Collected data

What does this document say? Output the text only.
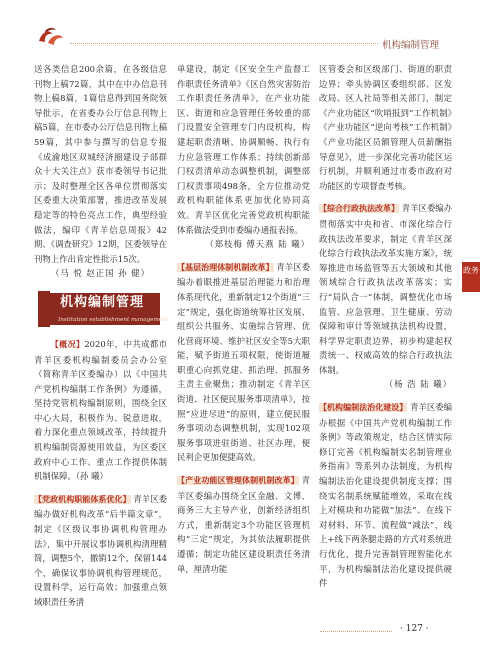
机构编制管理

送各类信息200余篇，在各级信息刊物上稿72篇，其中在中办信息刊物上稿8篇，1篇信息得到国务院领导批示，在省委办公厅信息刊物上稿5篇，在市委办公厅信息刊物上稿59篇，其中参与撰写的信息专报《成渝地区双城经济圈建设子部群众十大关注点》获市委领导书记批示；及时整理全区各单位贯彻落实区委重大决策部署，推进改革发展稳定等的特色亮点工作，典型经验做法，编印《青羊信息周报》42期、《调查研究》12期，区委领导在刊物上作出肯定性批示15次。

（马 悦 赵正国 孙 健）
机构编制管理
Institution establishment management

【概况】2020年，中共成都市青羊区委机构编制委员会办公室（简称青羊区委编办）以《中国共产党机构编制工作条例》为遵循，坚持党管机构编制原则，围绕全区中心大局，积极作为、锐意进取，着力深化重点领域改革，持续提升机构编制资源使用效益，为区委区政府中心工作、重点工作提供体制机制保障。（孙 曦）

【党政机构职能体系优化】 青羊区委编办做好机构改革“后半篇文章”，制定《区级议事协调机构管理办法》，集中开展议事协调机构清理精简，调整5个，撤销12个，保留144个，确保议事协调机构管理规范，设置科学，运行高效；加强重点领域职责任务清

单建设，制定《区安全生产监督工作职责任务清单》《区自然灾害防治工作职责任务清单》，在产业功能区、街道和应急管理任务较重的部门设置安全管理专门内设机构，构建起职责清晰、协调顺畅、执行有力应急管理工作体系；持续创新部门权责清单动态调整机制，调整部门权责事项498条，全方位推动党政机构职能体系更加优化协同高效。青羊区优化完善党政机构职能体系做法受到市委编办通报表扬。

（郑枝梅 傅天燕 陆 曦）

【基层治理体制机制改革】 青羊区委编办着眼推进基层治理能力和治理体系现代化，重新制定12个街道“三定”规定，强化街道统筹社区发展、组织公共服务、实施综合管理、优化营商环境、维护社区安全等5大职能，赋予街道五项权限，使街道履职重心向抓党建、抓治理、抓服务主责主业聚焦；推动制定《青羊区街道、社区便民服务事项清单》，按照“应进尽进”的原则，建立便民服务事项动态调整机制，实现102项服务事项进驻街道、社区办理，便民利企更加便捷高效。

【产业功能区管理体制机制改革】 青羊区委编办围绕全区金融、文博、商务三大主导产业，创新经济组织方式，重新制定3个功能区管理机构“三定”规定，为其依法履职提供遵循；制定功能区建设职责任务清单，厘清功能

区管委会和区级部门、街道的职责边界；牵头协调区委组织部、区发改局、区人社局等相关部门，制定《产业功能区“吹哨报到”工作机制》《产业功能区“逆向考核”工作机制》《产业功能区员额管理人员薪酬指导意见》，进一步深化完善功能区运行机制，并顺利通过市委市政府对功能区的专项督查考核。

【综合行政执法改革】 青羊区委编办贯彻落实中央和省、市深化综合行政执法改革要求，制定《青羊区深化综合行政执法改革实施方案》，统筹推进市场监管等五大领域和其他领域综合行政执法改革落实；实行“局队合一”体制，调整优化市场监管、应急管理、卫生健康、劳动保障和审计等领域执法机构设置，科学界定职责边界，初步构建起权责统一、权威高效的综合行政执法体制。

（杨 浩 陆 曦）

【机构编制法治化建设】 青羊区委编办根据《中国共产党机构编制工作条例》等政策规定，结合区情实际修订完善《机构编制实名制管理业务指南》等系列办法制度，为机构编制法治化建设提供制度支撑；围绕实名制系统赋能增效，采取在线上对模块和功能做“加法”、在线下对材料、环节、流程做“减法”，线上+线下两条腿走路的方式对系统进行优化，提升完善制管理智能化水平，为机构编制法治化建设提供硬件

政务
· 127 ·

...

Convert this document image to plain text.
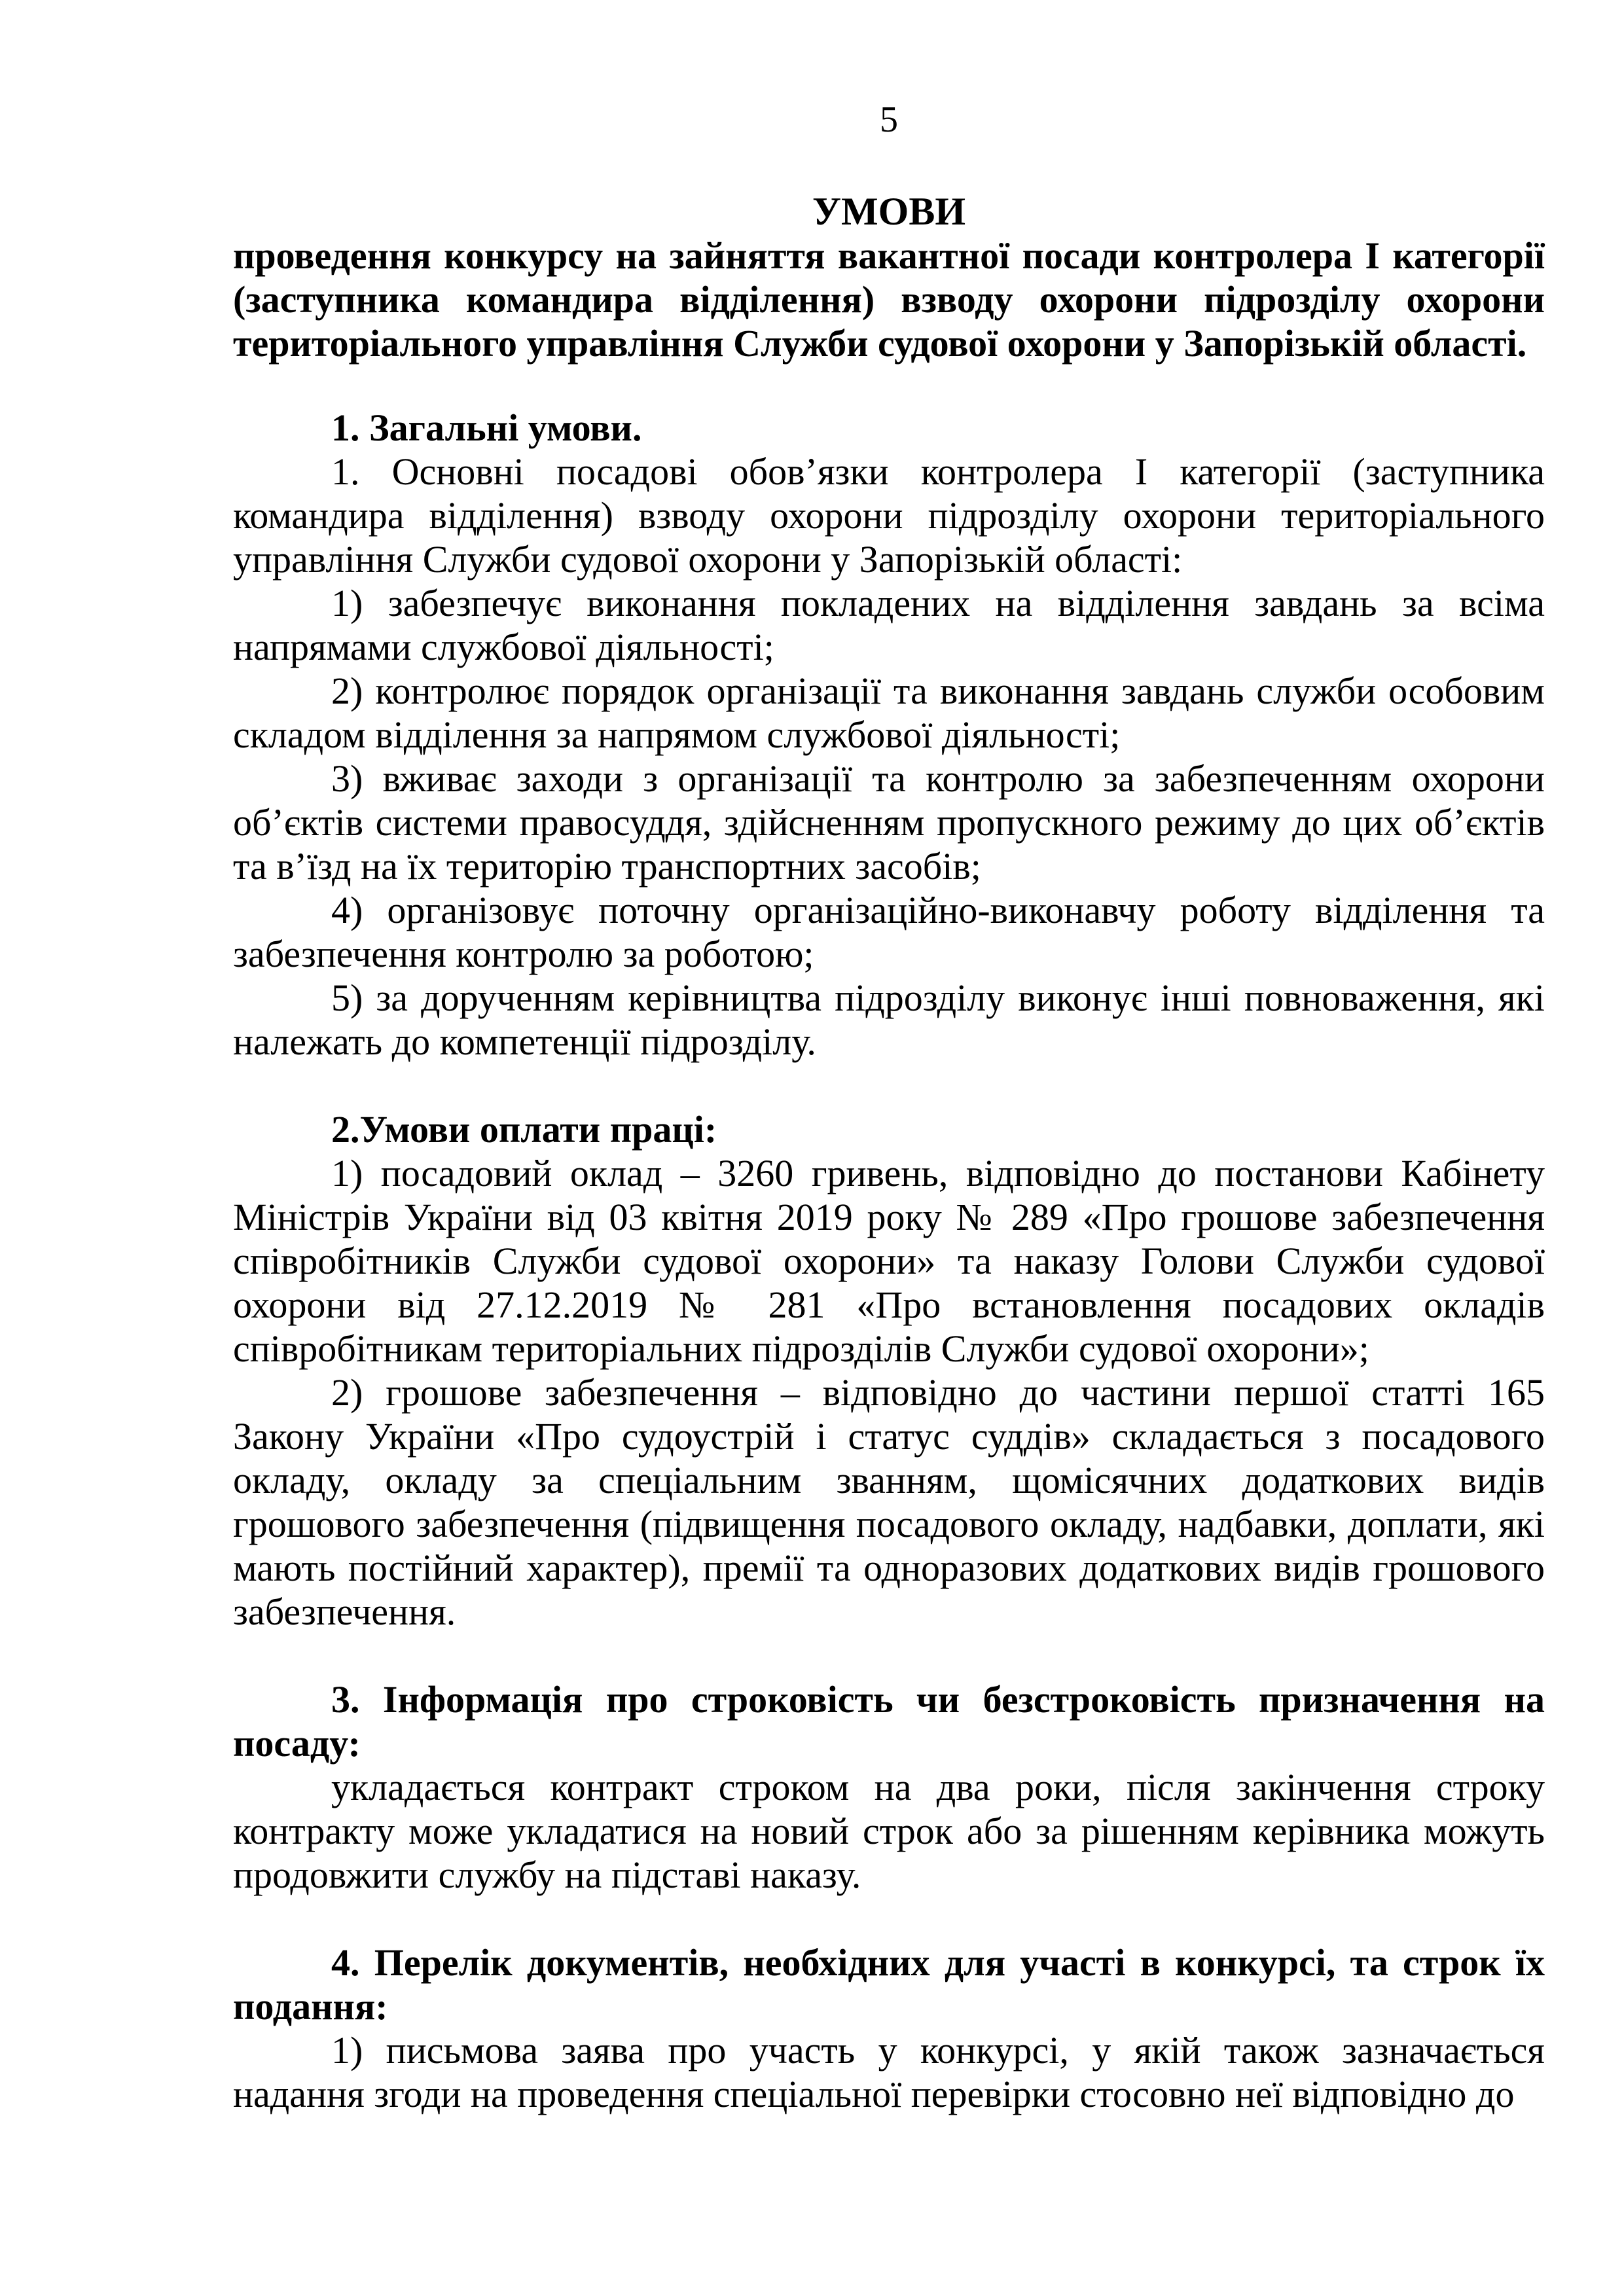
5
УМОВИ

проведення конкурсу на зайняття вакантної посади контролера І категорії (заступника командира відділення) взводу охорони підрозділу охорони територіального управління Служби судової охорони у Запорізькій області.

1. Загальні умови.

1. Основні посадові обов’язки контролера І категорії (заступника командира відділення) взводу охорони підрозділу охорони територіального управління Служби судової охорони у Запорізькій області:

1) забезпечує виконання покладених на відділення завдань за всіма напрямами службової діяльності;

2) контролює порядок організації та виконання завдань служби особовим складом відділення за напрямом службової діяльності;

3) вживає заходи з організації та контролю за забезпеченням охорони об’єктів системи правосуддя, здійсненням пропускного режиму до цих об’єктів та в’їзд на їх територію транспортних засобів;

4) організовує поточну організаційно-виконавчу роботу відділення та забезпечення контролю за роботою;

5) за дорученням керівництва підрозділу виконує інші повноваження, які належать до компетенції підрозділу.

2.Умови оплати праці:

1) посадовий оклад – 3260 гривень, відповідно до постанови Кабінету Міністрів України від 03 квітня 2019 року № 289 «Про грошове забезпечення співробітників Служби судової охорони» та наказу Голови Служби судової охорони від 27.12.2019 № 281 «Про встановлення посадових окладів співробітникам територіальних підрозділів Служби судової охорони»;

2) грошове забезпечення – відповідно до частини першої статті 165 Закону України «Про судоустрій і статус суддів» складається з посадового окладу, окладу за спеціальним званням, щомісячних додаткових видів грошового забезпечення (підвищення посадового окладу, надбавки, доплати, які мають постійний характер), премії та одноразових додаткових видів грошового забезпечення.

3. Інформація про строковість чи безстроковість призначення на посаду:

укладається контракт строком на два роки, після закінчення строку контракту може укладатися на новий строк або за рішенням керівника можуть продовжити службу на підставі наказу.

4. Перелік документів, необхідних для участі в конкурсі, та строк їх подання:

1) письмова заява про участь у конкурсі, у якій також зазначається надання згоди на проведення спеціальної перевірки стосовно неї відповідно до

### BRIEF
Find the lines above that include the string "командира" and copy them.

### WRITTEN ANSWER
проведення конкурсу на зайняття вакантної посади контролера І категорії (заступника командира відділення) взводу охорони підрозділу охорони територіального управління Служби судової охорони у Запорізькій області.
1. Основні посадові обов’язки контролера І категорії (заступника командира відділення) взводу охорони підрозділу охорони територіального управління Служби судової охорони у Запорізькій області:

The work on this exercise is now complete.